Determine the number of lines where "Price" occurs and reply with that number by itself.

* [Data for processing]
[START]

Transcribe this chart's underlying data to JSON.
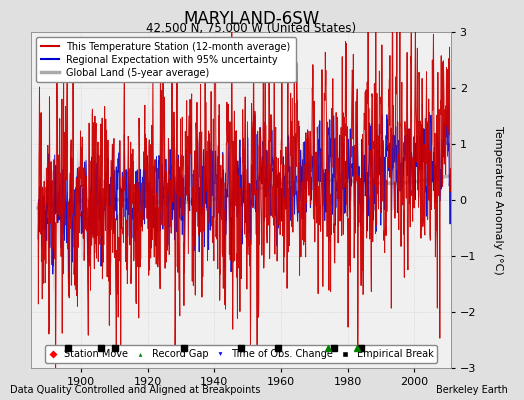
{
  "title": "MARYLAND-6SW",
  "subtitle": "42.500 N, 75.000 W (United States)",
  "xlabel_bottom": "Data Quality Controlled and Aligned at Breakpoints",
  "xlabel_right": "Berkeley Earth",
  "ylabel": "Temperature Anomaly (°C)",
  "ylim": [
    -3,
    3
  ],
  "xlim": [
    1885,
    2011
  ],
  "yticks": [
    -3,
    -2,
    -1,
    0,
    1,
    2,
    3
  ],
  "xticks": [
    1900,
    1920,
    1940,
    1960,
    1980,
    2000
  ],
  "background_color": "#e0e0e0",
  "plot_bg_color": "#f0f0f0",
  "station_color": "#cc0000",
  "regional_color": "#0000cc",
  "regional_fill_color": "#9999cc",
  "global_color": "#aaaaaa",
  "markers": {
    "station_move": {
      "symbol": "D",
      "color": "red",
      "x": []
    },
    "record_gap": {
      "symbol": "^",
      "color": "green",
      "x": [
        1974,
        1983
      ]
    },
    "time_obs": {
      "symbol": "v",
      "color": "blue",
      "x": []
    },
    "empirical_break": {
      "symbol": "s",
      "color": "black",
      "x": [
        1896,
        1906,
        1910,
        1931,
        1948,
        1959,
        1976,
        1984
      ]
    }
  },
  "legend_items": [
    {
      "label": "This Temperature Station (12-month average)",
      "color": "#cc0000"
    },
    {
      "label": "Regional Expectation with 95% uncertainty",
      "color": "#0000cc"
    },
    {
      "label": "Global Land (5-year average)",
      "color": "#aaaaaa"
    }
  ],
  "seed": 17
}
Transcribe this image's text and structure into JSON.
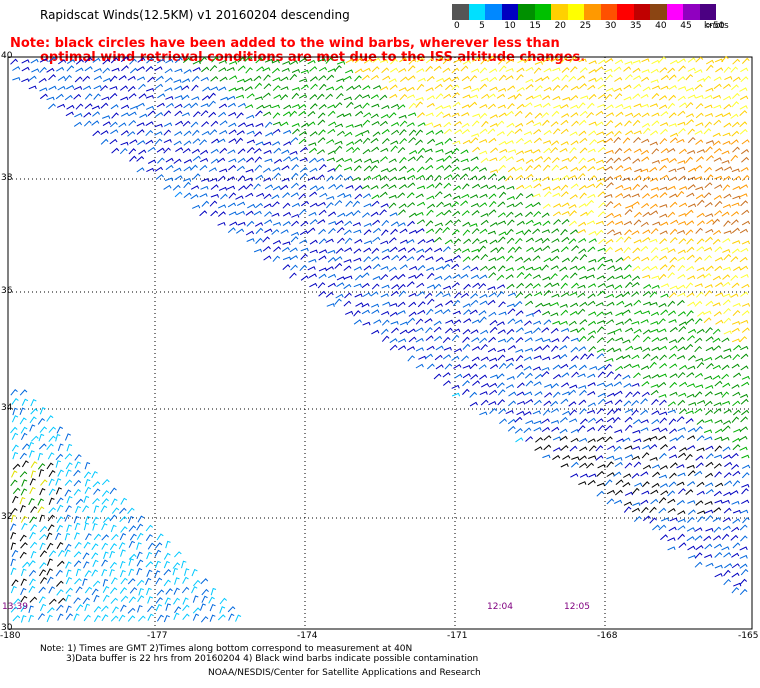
{
  "title": "Rapidscat Winds(12.5KM) v1 20160204 descending",
  "note_line1": "Note: black circles have been added to the wind barbs, wherever less than",
  "note_line2": "optimal wind retrieval conditions are met due to the ISS altitude changes.",
  "legend": {
    "labels": [
      "0",
      "5",
      "10",
      "15",
      "20",
      "25",
      "30",
      "35",
      "40",
      "45",
      ">50"
    ],
    "units": "knots",
    "colors": [
      "#555555",
      "#00e0ff",
      "#0088ff",
      "#0000c0",
      "#009000",
      "#00c000",
      "#ffd000",
      "#ffff00",
      "#ff9900",
      "#ff5000",
      "#ff0000",
      "#c00000",
      "#8b4513",
      "#ff00ff",
      "#9000c0",
      "#4b0082"
    ]
  },
  "lat_labels": [
    "40",
    "38",
    "36",
    "34",
    "32",
    "30"
  ],
  "lon_labels": [
    "-180",
    "-177",
    "-174",
    "-171",
    "-168",
    "-165"
  ],
  "times": [
    {
      "label": "13:39"
    },
    {
      "label": "12:04"
    },
    {
      "label": "12:05"
    }
  ],
  "footer_line1": "Note: 1) Times are GMT 2)Times along bottom correspond to measurement at 40N",
  "footer_line2": "3)Data buffer is 22 hrs from 20160204 4) Black wind barbs indicate possible contamination",
  "footer_line3": "NOAA/NESDIS/Center for Satellite Applications and Research"
}
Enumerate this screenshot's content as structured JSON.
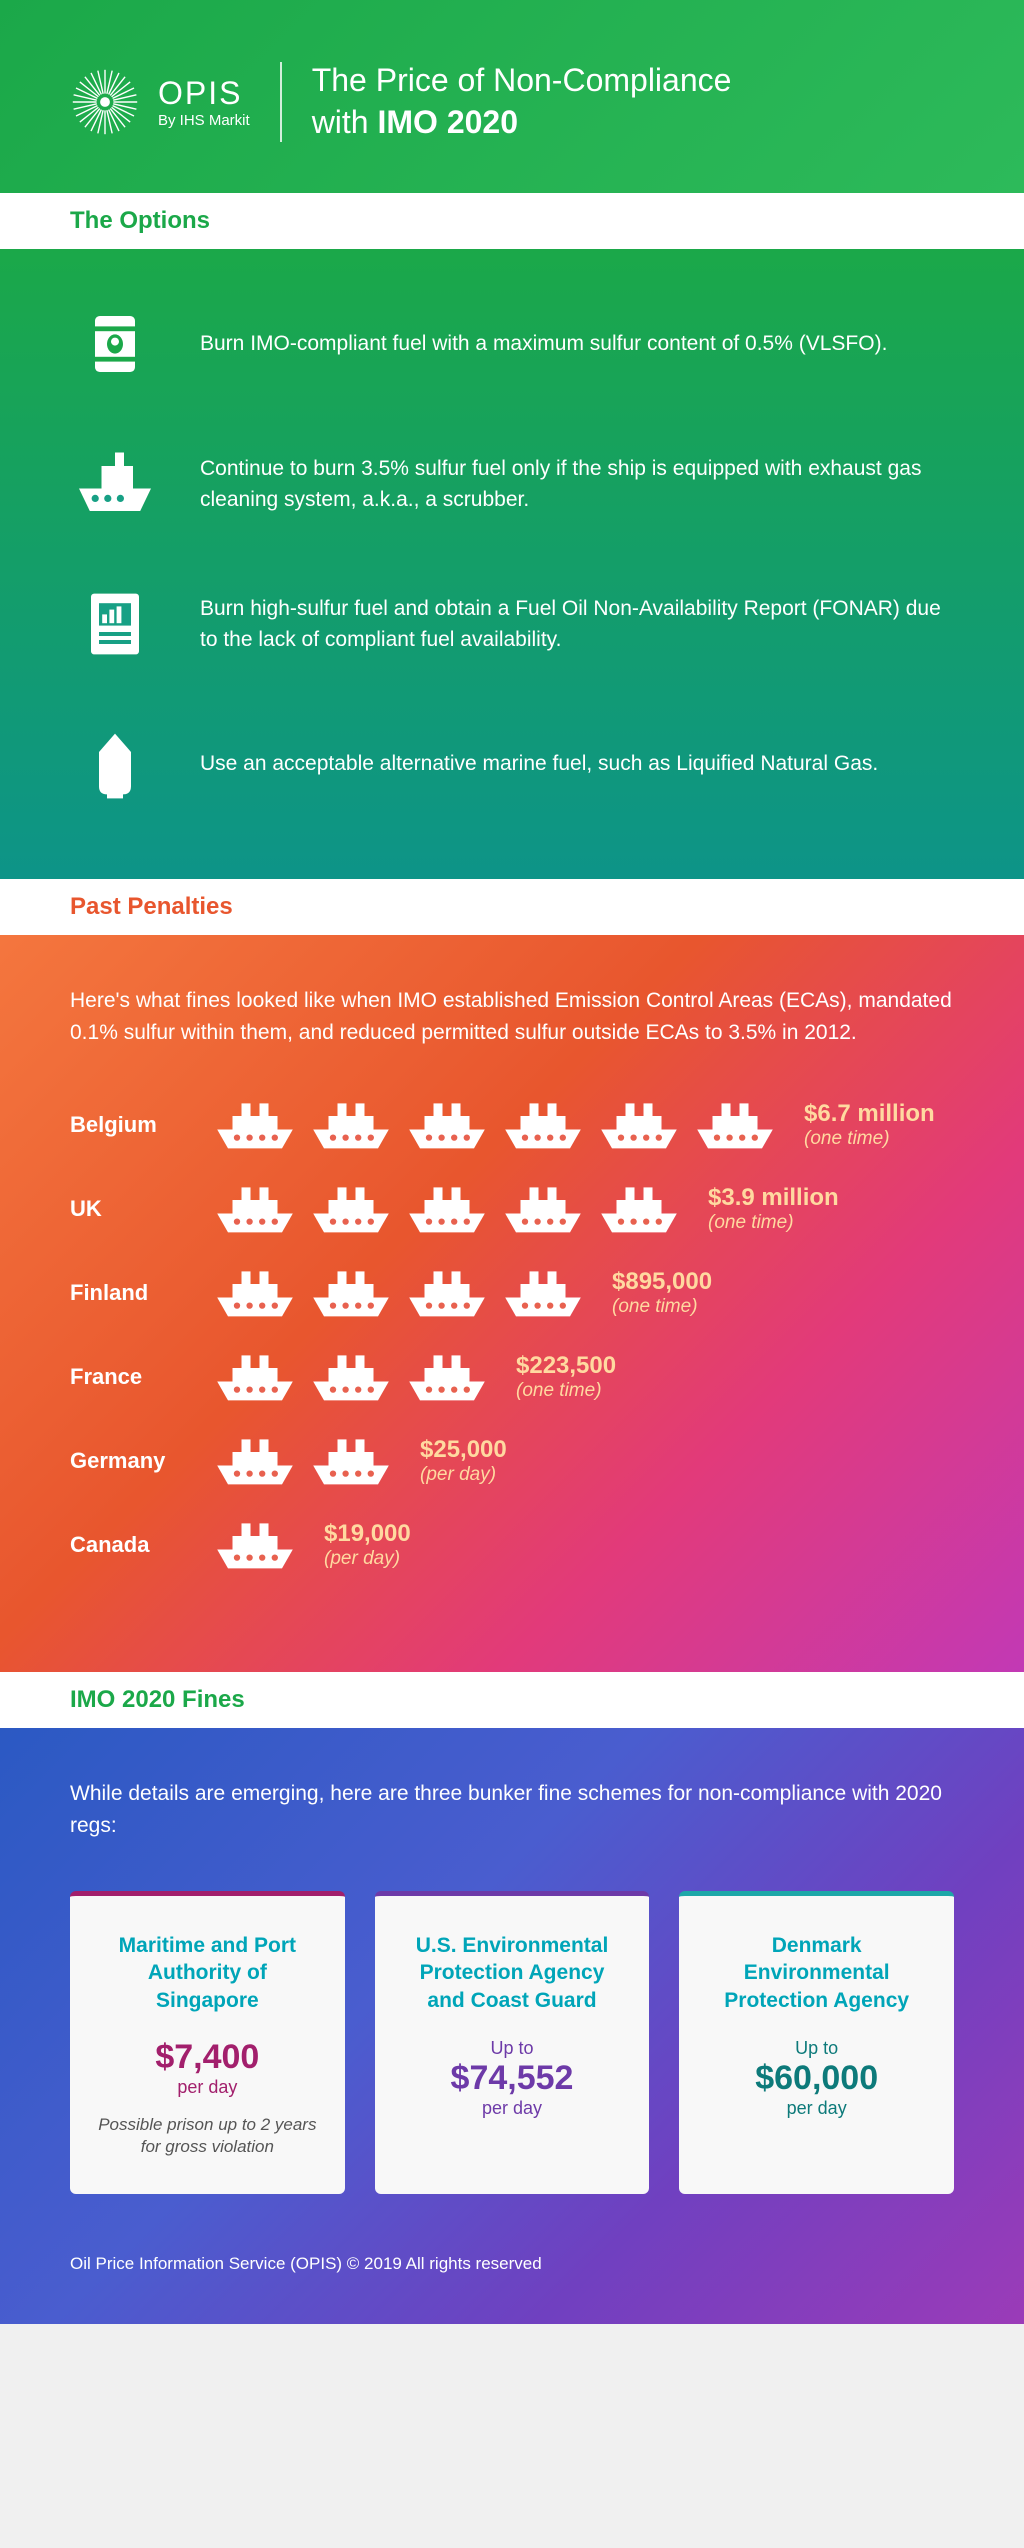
{
  "brand": {
    "name": "OPIS",
    "tagline": "By IHS Markit"
  },
  "title": {
    "line1": "The Price of Non-Compliance",
    "line2_pre": "with ",
    "line2_strong": "IMO 2020"
  },
  "sections": {
    "options": "The Options",
    "penalties": "Past Penalties",
    "fines": "IMO 2020 Fines"
  },
  "options": [
    {
      "icon": "barrel",
      "text": "Burn IMO-compliant fuel with a maximum sulfur content of 0.5% (VLSFO)."
    },
    {
      "icon": "ship",
      "text": "Continue to burn 3.5% sulfur fuel only if the ship is equipped with exhaust gas cleaning system, a.k.a., a scrubber."
    },
    {
      "icon": "report",
      "text": "Burn high-sulfur fuel and obtain a Fuel Oil Non-Availability Report (FONAR) due to the lack of compliant fuel availability."
    },
    {
      "icon": "lng",
      "text": "Use an acceptable alternative marine fuel, such as Liquified Natural Gas."
    }
  ],
  "penalties_intro": "Here's what fines looked like when IMO established Emission Control Areas (ECAs), mandated 0.1% sulfur within them, and reduced permitted sulfur outside ECAs to 3.5% in 2012.",
  "penalties": [
    {
      "country": "Belgium",
      "ships": 6,
      "amount": "$6.7 million",
      "freq": "(one time)"
    },
    {
      "country": "UK",
      "ships": 5,
      "amount": "$3.9 million",
      "freq": "(one time)"
    },
    {
      "country": "Finland",
      "ships": 4,
      "amount": "$895,000",
      "freq": "(one time)"
    },
    {
      "country": "France",
      "ships": 3,
      "amount": "$223,500",
      "freq": "(one time)"
    },
    {
      "country": "Germany",
      "ships": 2,
      "amount": "$25,000",
      "freq": "(per day)"
    },
    {
      "country": "Canada",
      "ships": 1,
      "amount": "$19,000",
      "freq": "(per day)"
    }
  ],
  "fines_intro": "While details are emerging, here are three bunker fine schemes for non-compliance with 2020 regs:",
  "cards": [
    {
      "title": "Maritime and Port Authority of Singapore",
      "upto": "",
      "amount": "$7,400",
      "per": "per day",
      "note": "Possible prison up to 2 years for gross violation"
    },
    {
      "title": "U.S. Environmental Protection Agency and Coast Guard",
      "upto": "Up to",
      "amount": "$74,552",
      "per": "per day",
      "note": ""
    },
    {
      "title": "Denmark Environmental Protection Agency",
      "upto": "Up to",
      "amount": "$60,000",
      "per": "per day",
      "note": ""
    }
  ],
  "footer": "Oil Price Information Service (OPIS) © 2019 All rights reserved",
  "colors": {
    "green_start": "#1ba849",
    "green_end": "#0d9488",
    "orange_start": "#f4763e",
    "orange_mid": "#e8562e",
    "pink": "#e23a7a",
    "magenta": "#c239b5",
    "blue_start": "#2b59c3",
    "purple": "#7040c0",
    "penalty_amt": "#ffd9a0",
    "card_title": "#00a5b8",
    "c1_accent": "#a21f6c",
    "c2_accent": "#6d3aa8",
    "c3_accent": "#0d7a7a"
  },
  "typography": {
    "body_fontsize": 21,
    "title_fontsize": 32,
    "section_fontsize": 24,
    "amount_fontsize": 24,
    "card_amt_fontsize": 34
  },
  "ship_icon_width": 90
}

[END]

* [Task answer]
2